*Passage*.

——

19 of 117 comments (clear)

  1. give it a rest by v1 · · Score: 3, Insightful

    Is this the world's favorite new way to waste time, suing google for recording publicly available information from wifi spots as they drive?

    idiots. ALL idiots.

    --
    I work for the Department of Redundancy Department.
    1. Re:give it a rest by melikamp · · Score: 3, Insightful

      May be they are using this law in order to get access to all of the collected data.

    2. Re:give it a rest by lendude · · Score: 4, Informative

      Exactly right. This is Conroy chucking a hissy fit, attempting a vindictive and conceited payback for Google's accurate commentary re: his pet 'Filter OZ' project, and trying to leverage what remains of his crippled credibility to boost the same. The guy is so adolescent it's laughable. Please Conroy - just fuck off and die: that's seriously the best advice I can offer you.

      --
      "Get off the cross - we need the wood" - Tori Amos
    3. Re:give it a rest by williamhb · · Score: 3, Insightful

      Is this the world's favorite new way to waste time, suing google for recording publicly available information from wifi spots as they drive?

——

[Rows excerpted from a collection]
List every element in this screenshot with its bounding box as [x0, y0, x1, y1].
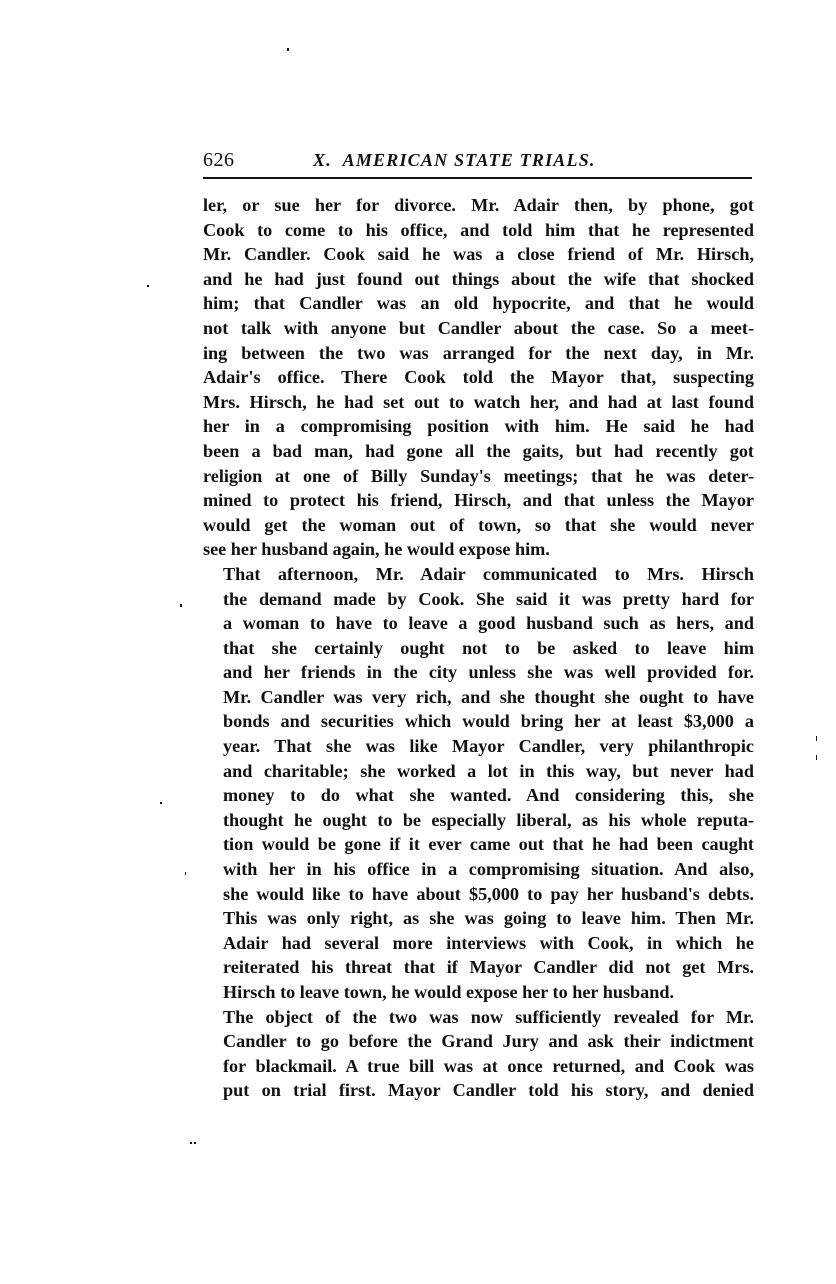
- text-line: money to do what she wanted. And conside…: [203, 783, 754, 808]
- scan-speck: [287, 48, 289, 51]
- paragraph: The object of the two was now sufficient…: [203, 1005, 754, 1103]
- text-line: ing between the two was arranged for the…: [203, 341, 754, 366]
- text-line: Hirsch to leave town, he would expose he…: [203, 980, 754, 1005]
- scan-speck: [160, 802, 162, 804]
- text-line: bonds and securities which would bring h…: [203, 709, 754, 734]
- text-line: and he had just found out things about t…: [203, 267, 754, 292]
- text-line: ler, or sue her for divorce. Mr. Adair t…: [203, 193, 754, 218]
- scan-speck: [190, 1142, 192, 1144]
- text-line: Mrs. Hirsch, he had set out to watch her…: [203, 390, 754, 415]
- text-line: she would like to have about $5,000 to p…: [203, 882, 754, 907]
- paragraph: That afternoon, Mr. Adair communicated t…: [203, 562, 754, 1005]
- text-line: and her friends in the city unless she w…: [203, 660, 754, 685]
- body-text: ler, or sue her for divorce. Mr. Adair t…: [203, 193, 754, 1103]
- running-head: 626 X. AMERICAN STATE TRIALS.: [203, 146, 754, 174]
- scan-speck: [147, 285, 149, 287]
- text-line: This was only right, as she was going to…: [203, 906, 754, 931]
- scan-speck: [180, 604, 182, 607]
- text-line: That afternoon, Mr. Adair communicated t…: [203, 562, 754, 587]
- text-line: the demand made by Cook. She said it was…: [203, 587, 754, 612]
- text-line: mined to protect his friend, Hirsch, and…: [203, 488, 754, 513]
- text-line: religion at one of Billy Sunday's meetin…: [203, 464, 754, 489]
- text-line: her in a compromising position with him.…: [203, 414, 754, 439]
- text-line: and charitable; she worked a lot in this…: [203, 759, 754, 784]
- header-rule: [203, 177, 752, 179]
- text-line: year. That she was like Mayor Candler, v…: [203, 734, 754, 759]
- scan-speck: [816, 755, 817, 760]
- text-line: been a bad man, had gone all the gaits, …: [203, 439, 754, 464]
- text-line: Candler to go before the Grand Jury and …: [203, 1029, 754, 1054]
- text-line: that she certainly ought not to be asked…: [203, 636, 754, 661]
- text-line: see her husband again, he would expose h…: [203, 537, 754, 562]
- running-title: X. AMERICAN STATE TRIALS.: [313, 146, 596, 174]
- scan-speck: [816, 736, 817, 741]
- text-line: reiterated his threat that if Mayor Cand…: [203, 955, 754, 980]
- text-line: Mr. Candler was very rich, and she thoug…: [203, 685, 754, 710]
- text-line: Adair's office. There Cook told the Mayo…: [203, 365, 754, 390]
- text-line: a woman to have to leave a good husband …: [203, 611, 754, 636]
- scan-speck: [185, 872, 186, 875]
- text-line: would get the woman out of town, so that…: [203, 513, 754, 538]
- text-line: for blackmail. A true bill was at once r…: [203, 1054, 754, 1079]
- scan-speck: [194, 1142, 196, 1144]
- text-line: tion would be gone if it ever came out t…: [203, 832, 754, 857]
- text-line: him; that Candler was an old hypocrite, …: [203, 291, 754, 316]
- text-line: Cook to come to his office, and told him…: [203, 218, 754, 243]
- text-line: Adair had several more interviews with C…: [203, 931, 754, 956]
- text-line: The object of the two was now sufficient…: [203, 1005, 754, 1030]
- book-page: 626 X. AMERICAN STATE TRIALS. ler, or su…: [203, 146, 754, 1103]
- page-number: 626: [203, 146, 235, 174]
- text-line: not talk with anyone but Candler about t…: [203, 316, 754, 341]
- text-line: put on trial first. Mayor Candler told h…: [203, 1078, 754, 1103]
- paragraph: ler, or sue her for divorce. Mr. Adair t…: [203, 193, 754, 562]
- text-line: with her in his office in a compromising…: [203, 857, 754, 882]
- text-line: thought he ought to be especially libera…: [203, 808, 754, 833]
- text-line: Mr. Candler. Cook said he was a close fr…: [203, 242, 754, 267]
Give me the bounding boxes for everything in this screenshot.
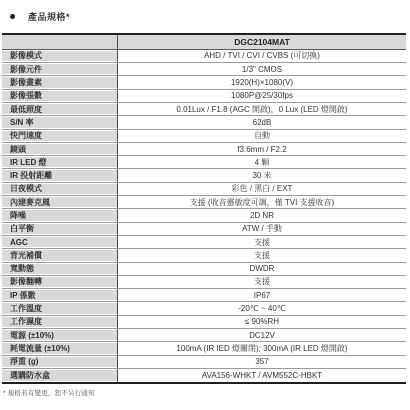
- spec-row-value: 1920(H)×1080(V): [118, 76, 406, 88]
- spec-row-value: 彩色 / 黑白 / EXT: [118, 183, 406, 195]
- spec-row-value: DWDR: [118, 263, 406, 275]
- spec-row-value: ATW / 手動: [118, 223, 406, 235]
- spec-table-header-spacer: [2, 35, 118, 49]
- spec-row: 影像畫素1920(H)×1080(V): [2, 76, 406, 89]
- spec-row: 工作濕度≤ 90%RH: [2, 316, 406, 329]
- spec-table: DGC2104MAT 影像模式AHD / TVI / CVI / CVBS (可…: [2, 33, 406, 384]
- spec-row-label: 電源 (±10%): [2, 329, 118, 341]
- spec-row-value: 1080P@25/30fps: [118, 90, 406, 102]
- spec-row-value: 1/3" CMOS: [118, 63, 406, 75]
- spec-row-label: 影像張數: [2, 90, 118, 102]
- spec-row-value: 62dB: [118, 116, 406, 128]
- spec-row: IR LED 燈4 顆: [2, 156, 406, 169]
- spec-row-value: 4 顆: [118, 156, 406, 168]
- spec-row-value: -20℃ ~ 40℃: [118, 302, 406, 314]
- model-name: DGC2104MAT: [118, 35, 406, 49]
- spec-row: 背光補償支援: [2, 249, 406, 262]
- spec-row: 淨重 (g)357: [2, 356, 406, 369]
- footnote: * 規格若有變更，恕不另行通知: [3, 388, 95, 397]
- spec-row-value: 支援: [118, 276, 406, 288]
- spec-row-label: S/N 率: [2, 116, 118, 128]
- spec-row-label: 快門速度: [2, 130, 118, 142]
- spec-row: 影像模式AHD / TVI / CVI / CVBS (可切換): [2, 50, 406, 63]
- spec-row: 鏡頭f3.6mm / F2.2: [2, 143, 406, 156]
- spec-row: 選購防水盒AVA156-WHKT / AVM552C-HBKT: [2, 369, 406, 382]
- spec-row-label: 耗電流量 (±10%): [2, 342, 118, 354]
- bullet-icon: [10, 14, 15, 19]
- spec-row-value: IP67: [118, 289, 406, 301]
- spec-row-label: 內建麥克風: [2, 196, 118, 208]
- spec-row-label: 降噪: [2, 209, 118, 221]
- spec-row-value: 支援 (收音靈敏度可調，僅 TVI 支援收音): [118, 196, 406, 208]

——

*Problem set*.
1. Write out the stretch of the comment thread from "1. give it a" through "the collected data.", word for word.
2. In the rows, replace "spec-row-value" with "row-value" in the stretch from the line containing "- spec-row-value: 1920(H)×1080(V): [118, 76, 406, 88]" through the line containing "- spec-table: DGC2104MAT", leaving everything else unchanged. Return only those lines.
The comment thread and the rows come from unrelated sources.

*Results for each task*.
1.
1. give it a rest by v1 · · Score: 3, Insightful

    Is this the world's favorite new way to waste time, suing google for recording publicly available information from wifi spots as they drive?

    idiots. ALL idiots.

    --
    I work for the Department of Redundancy Department.
    1. Re:give it a rest by melikamp · · Score: 3, Insightful

      May be they are using this law in order to get access to all of the collected data.

2.
- row-value: 1920(H)×1080(V): [118, 76, 406, 88]
- row-value: 彩色 / 黑白 / EXT: [118, 183, 406, 195]
- row-value: DWDR: [118, 263, 406, 275]
- row-value: ATW / 手動: [118, 223, 406, 235]
- spec-table-header-spacer: [2, 35, 118, 49]
- spec-row: 影像畫素1920(H)×1080(V): [2, 76, 406, 89]
- spec-row: 工作濕度≤ 90%RH: [2, 316, 406, 329]
- spec-table: DGC2104MAT 影像模式AHD / TVI / CVI / CVBS (可…: [2, 33, 406, 384]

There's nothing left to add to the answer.